* _WHAT TO DO_
From the listing below, pick out each line with the word "Training".

* _DATA PROVIDED_

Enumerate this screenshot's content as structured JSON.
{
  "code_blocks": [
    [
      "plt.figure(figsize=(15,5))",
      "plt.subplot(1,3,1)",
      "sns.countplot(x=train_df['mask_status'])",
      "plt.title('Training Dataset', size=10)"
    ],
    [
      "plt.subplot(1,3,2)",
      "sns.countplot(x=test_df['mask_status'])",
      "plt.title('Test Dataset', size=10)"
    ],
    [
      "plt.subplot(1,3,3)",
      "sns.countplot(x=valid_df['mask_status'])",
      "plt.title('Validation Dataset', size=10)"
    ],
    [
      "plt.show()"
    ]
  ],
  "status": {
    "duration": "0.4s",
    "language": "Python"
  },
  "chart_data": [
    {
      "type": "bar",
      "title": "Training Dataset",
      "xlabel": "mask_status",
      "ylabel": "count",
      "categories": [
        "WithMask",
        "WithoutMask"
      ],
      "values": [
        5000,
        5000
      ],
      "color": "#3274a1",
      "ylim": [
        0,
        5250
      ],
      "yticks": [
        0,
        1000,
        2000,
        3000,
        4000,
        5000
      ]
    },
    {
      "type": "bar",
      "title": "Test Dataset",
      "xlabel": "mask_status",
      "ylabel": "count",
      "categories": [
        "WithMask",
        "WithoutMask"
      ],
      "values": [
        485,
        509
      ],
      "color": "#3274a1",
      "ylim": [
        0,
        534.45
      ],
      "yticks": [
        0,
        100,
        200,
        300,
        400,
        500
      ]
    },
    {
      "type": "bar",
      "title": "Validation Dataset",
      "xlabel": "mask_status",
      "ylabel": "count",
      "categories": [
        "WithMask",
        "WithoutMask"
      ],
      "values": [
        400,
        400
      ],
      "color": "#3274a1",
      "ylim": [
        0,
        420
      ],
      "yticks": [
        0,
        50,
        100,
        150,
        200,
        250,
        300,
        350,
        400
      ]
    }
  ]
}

* _SOLUTION TO THE EXERCISE_
      "plt.title('Training Dataset', size=10)"
      "title": "Training Dataset",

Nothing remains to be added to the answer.